Set problem
Copy the records below exactly, leaving out any pictures.

Data entries
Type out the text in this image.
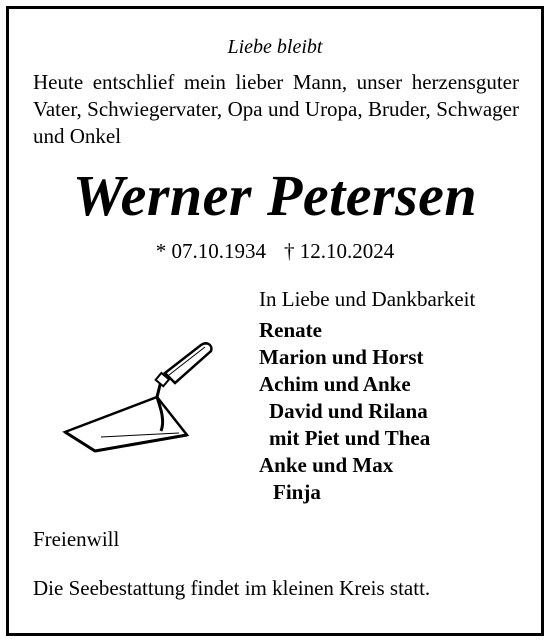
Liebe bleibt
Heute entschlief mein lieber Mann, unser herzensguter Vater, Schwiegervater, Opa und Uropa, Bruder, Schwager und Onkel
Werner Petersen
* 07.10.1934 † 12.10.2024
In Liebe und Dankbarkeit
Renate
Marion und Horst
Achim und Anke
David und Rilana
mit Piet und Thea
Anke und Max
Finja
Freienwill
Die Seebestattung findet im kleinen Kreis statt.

Output of the task
Type out the text in this image.
Liebe bleibt
Heute entschlief mein lieber Mann, unser herzensguter Vater, Schwiegervater, Opa und Uropa, Bruder, Schwager und Onkel
Werner Petersen
* 07.10.1934 † 12.10.2024
In Liebe und Dankbarkeit
Renate
Marion und Horst
Achim und Anke
David und Rilana
mit Piet und Thea
Anke und Max
Finja
Freienwill
Die Seebestattung findet im kleinen Kreis statt.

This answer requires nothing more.